Records from a collection of figures =>

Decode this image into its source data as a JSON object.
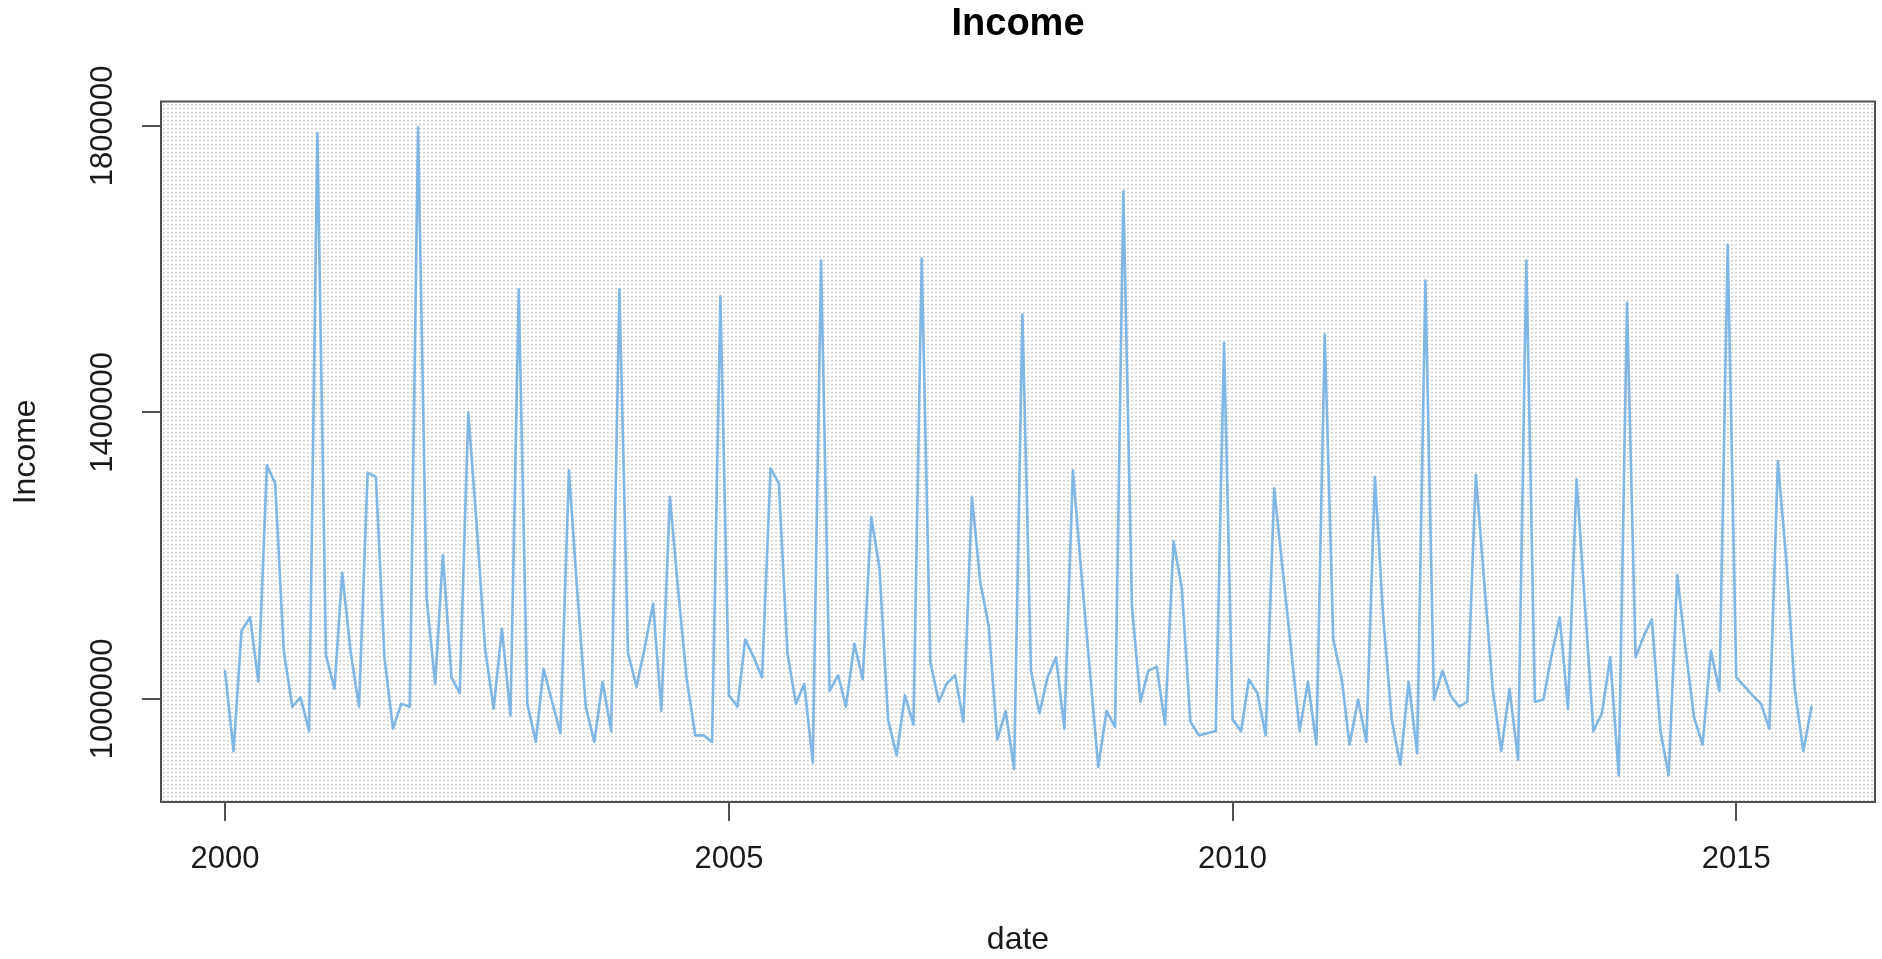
{
  "chart_data": {
    "type": "line",
    "title": "Income",
    "xlabel": "date",
    "ylabel": "Income",
    "x": [
      "2000-01",
      "2000-02",
      "2000-03",
      "2000-04",
      "2000-05",
      "2000-06",
      "2000-07",
      "2000-08",
      "2000-09",
      "2000-10",
      "2000-11",
      "2000-12",
      "2001-01",
      "2001-02",
      "2001-03",
      "2001-04",
      "2001-05",
      "2001-06",
      "2001-07",
      "2001-08",
      "2001-09",
      "2001-10",
      "2001-11",
      "2001-12",
      "2002-01",
      "2002-02",
      "2002-03",
      "2002-04",
      "2002-05",
      "2002-06",
      "2002-07",
      "2002-08",
      "2002-09",
      "2002-10",
      "2002-11",
      "2002-12",
      "2003-01",
      "2003-02",
      "2003-03",
      "2003-04",
      "2003-05",
      "2003-06",
      "2003-07",
      "2003-08",
      "2003-09",
      "2003-10",
      "2003-11",
      "2003-12",
      "2004-01",
      "2004-02",
      "2004-03",
      "2004-04",
      "2004-05",
      "2004-06",
      "2004-07",
      "2004-08",
      "2004-09",
      "2004-10",
      "2004-11",
      "2004-12",
      "2005-01",
      "2005-02",
      "2005-03",
      "2005-04",
      "2005-05",
      "2005-06",
      "2005-07",
      "2005-08",
      "2005-09",
      "2005-10",
      "2005-11",
      "2005-12",
      "2006-01",
      "2006-02",
      "2006-03",
      "2006-04",
      "2006-05",
      "2006-06",
      "2006-07",
      "2006-08",
      "2006-09",
      "2006-10",
      "2006-11",
      "2006-12",
      "2007-01",
      "2007-02",
      "2007-03",
      "2007-04",
      "2007-05",
      "2007-06",
      "2007-07",
      "2007-08",
      "2007-09",
      "2007-10",
      "2007-11",
      "2007-12",
      "2008-01",
      "2008-02",
      "2008-03",
      "2008-04",
      "2008-05",
      "2008-06",
      "2008-07",
      "2008-08",
      "2008-09",
      "2008-10",
      "2008-11",
      "2008-12",
      "2009-01",
      "2009-02",
      "2009-03",
      "2009-04",
      "2009-05",
      "2009-06",
      "2009-07",
      "2009-08",
      "2009-09",
      "2009-10",
      "2009-11",
      "2009-12",
      "2010-01",
      "2010-02",
      "2010-03",
      "2010-04",
      "2010-05",
      "2010-06",
      "2010-07",
      "2010-08",
      "2010-09",
      "2010-10",
      "2010-11",
      "2010-12",
      "2011-01",
      "2011-02",
      "2011-03",
      "2011-04",
      "2011-05",
      "2011-06",
      "2011-07",
      "2011-08",
      "2011-09",
      "2011-10",
      "2011-11",
      "2011-12",
      "2012-01",
      "2012-02",
      "2012-03",
      "2012-04",
      "2012-05",
      "2012-06",
      "2012-07",
      "2012-08",
      "2012-09",
      "2012-10",
      "2012-11",
      "2012-12",
      "2013-01",
      "2013-02",
      "2013-03",
      "2013-04",
      "2013-05",
      "2013-06",
      "2013-07",
      "2013-08",
      "2013-09",
      "2013-10",
      "2013-11",
      "2013-12",
      "2014-01",
      "2014-02",
      "2014-03",
      "2014-04",
      "2014-05",
      "2014-06",
      "2014-07",
      "2014-08",
      "2014-09",
      "2014-10",
      "2014-11",
      "2014-12",
      "2015-01",
      "2015-02",
      "2015-03",
      "2015-04",
      "2015-05",
      "2015-06",
      "2015-07",
      "2015-08",
      "2015-09",
      "2015-10"
    ],
    "values": [
      1039000,
      927000,
      1095000,
      1114000,
      1024000,
      1326000,
      1301000,
      1067000,
      989000,
      1002000,
      955000,
      1790000,
      1061000,
      1014000,
      1176000,
      1064000,
      989000,
      1316000,
      1310000,
      1058000,
      958000,
      993000,
      989000,
      1798000,
      1140000,
      1021000,
      1201000,
      1030000,
      1008000,
      1400000,
      1245000,
      1070000,
      986000,
      1098000,
      977000,
      1572000,
      993000,
      940000,
      1042000,
      996000,
      952000,
      1319000,
      1151000,
      989000,
      940000,
      1024000,
      955000,
      1572000,
      1064000,
      1017000,
      1070000,
      1133000,
      983000,
      1282000,
      1151000,
      1027000,
      949000,
      949000,
      940000,
      1562000,
      1005000,
      989000,
      1083000,
      1058000,
      1030000,
      1322000,
      1301000,
      1064000,
      993000,
      1021000,
      911000,
      1612000,
      1011000,
      1033000,
      989000,
      1077000,
      1027000,
      1254000,
      1182000,
      971000,
      921000,
      1005000,
      964000,
      1615000,
      1052000,
      996000,
      1021000,
      1033000,
      968000,
      1282000,
      1164000,
      1101000,
      943000,
      983000,
      902000,
      1537000,
      1039000,
      980000,
      1030000,
      1058000,
      958000,
      1319000,
      1179000,
      1042000,
      905000,
      983000,
      961000,
      1709000,
      1130000,
      996000,
      1039000,
      1045000,
      964000,
      1220000,
      1154000,
      968000,
      949000,
      952000,
      955000,
      1497000,
      971000,
      955000,
      1027000,
      1008000,
      949000,
      1294000,
      1182000,
      1070000,
      955000,
      1024000,
      936000,
      1509000,
      1083000,
      1027000,
      936000,
      999000,
      940000,
      1310000,
      1114000,
      971000,
      908000,
      1024000,
      924000,
      1584000,
      999000,
      1039000,
      1005000,
      989000,
      996000,
      1313000,
      1164000,
      1014000,
      927000,
      1014000,
      915000,
      1612000,
      996000,
      999000,
      1058000,
      1114000,
      986000,
      1307000,
      1133000,
      955000,
      980000,
      1058000,
      893000,
      1553000,
      1058000,
      1089000,
      1111000,
      955000,
      893000,
      1173000,
      1070000,
      974000,
      936000,
      1067000,
      1011000,
      1634000,
      1030000,
      1017000,
      1005000,
      993000,
      958000,
      1332000,
      1195000,
      1014000,
      927000,
      989000
    ],
    "color": "#80b6e4",
    "xlim": [
      "1999-05-14",
      "2016-05-18"
    ],
    "xticks": [
      "2000",
      "2005",
      "2010",
      "2015"
    ],
    "ylim": [
      856000,
      1834000
    ],
    "yticks": [
      1000000,
      1400000,
      1800000
    ],
    "grid": true
  }
}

Short exercise =>
Write out all the entries again, word for word, and print no images.

Exercise answer =>
Decode this image into its source data as a JSON object.
{
  "chart_data": {
    "type": "line",
    "title": "Income",
    "xlabel": "date",
    "ylabel": "Income",
    "x": [
      "2000-01",
      "2000-02",
      "2000-03",
      "2000-04",
      "2000-05",
      "2000-06",
      "2000-07",
      "2000-08",
      "2000-09",
      "2000-10",
      "2000-11",
      "2000-12",
      "2001-01",
      "2001-02",
      "2001-03",
      "2001-04",
      "2001-05",
      "2001-06",
      "2001-07",
      "2001-08",
      "2001-09",
      "2001-10",
      "2001-11",
      "2001-12",
      "2002-01",
      "2002-02",
      "2002-03",
      "2002-04",
      "2002-05",
      "2002-06",
      "2002-07",
      "2002-08",
      "2002-09",
      "2002-10",
      "2002-11",
      "2002-12",
      "2003-01",
      "2003-02",
      "2003-03",
      "2003-04",
      "2003-05",
      "2003-06",
      "2003-07",
      "2003-08",
      "2003-09",
      "2003-10",
      "2003-11",
      "2003-12",
      "2004-01",
      "2004-02",
      "2004-03",
      "2004-04",
      "2004-05",
      "2004-06",
      "2004-07",
      "2004-08",
      "2004-09",
      "2004-10",
      "2004-11",
      "2004-12",
      "2005-01",
      "2005-02",
      "2005-03",
      "2005-04",
      "2005-05",
      "2005-06",
      "2005-07",
      "2005-08",
      "2005-09",
      "2005-10",
      "2005-11",
      "2005-12",
      "2006-01",
      "2006-02",
      "2006-03",
      "2006-04",
      "2006-05",
      "2006-06",
      "2006-07",
      "2006-08",
      "2006-09",
      "2006-10",
      "2006-11",
      "2006-12",
      "2007-01",
      "2007-02",
      "2007-03",
      "2007-04",
      "2007-05",
      "2007-06",
      "2007-07",
      "2007-08",
      "2007-09",
      "2007-10",
      "2007-11",
      "2007-12",
      "2008-01",
      "2008-02",
      "2008-03",
      "2008-04",
      "2008-05",
      "2008-06",
      "2008-07",
      "2008-08",
      "2008-09",
      "2008-10",
      "2008-11",
      "2008-12",
      "2009-01",
      "2009-02",
      "2009-03",
      "2009-04",
      "2009-05",
      "2009-06",
      "2009-07",
      "2009-08",
      "2009-09",
      "2009-10",
      "2009-11",
      "2009-12",
      "2010-01",
      "2010-02",
      "2010-03",
      "2010-04",
      "2010-05",
      "2010-06",
      "2010-07",
      "2010-08",
      "2010-09",
      "2010-10",
      "2010-11",
      "2010-12",
      "2011-01",
      "2011-02",
      "2011-03",
      "2011-04",
      "2011-05",
      "2011-06",
      "2011-07",
      "2011-08",
      "2011-09",
      "2011-10",
      "2011-11",
      "2011-12",
      "2012-01",
      "2012-02",
      "2012-03",
      "2012-04",
      "2012-05",
      "2012-06",
      "2012-07",
      "2012-08",
      "2012-09",
      "2012-10",
      "2012-11",
      "2012-12",
      "2013-01",
      "2013-02",
      "2013-03",
      "2013-04",
      "2013-05",
      "2013-06",
      "2013-07",
      "2013-08",
      "2013-09",
      "2013-10",
      "2013-11",
      "2013-12",
      "2014-01",
      "2014-02",
      "2014-03",
      "2014-04",
      "2014-05",
      "2014-06",
      "2014-07",
      "2014-08",
      "2014-09",
      "2014-10",
      "2014-11",
      "2014-12",
      "2015-01",
      "2015-02",
      "2015-03",
      "2015-04",
      "2015-05",
      "2015-06",
      "2015-07",
      "2015-08",
      "2015-09",
      "2015-10"
    ],
    "values": [
      1039000,
      927000,
      1095000,
      1114000,
      1024000,
      1326000,
      1301000,
      1067000,
      989000,
      1002000,
      955000,
      1790000,
      1061000,
      1014000,
      1176000,
      1064000,
      989000,
      1316000,
      1310000,
      1058000,
      958000,
      993000,
      989000,
      1798000,
      1140000,
      1021000,
      1201000,
      1030000,
      1008000,
      1400000,
      1245000,
      1070000,
      986000,
      1098000,
      977000,
      1572000,
      993000,
      940000,
      1042000,
      996000,
      952000,
      1319000,
      1151000,
      989000,
      940000,
      1024000,
      955000,
      1572000,
      1064000,
      1017000,
      1070000,
      1133000,
      983000,
      1282000,
      1151000,
      1027000,
      949000,
      949000,
      940000,
      1562000,
      1005000,
      989000,
      1083000,
      1058000,
      1030000,
      1322000,
      1301000,
      1064000,
      993000,
      1021000,
      911000,
      1612000,
      1011000,
      1033000,
      989000,
      1077000,
      1027000,
      1254000,
      1182000,
      971000,
      921000,
      1005000,
      964000,
      1615000,
      1052000,
      996000,
      1021000,
      1033000,
      968000,
      1282000,
      1164000,
      1101000,
      943000,
      983000,
      902000,
      1537000,
      1039000,
      980000,
      1030000,
      1058000,
      958000,
      1319000,
      1179000,
      1042000,
      905000,
      983000,
      961000,
      1709000,
      1130000,
      996000,
      1039000,
      1045000,
      964000,
      1220000,
      1154000,
      968000,
      949000,
      952000,
      955000,
      1497000,
      971000,
      955000,
      1027000,
      1008000,
      949000,
      1294000,
      1182000,
      1070000,
      955000,
      1024000,
      936000,
      1509000,
      1083000,
      1027000,
      936000,
      999000,
      940000,
      1310000,
      1114000,
      971000,
      908000,
      1024000,
      924000,
      1584000,
      999000,
      1039000,
      1005000,
      989000,
      996000,
      1313000,
      1164000,
      1014000,
      927000,
      1014000,
      915000,
      1612000,
      996000,
      999000,
      1058000,
      1114000,
      986000,
      1307000,
      1133000,
      955000,
      980000,
      1058000,
      893000,
      1553000,
      1058000,
      1089000,
      1111000,
      955000,
      893000,
      1173000,
      1070000,
      974000,
      936000,
      1067000,
      1011000,
      1634000,
      1030000,
      1017000,
      1005000,
      993000,
      958000,
      1332000,
      1195000,
      1014000,
      927000,
      989000
    ],
    "color": "#80b6e4",
    "xlim": [
      "1999-05-14",
      "2016-05-18"
    ],
    "xticks": [
      "2000",
      "2005",
      "2010",
      "2015"
    ],
    "ylim": [
      856000,
      1834000
    ],
    "yticks": [
      1000000,
      1400000,
      1800000
    ],
    "grid": true
  }
}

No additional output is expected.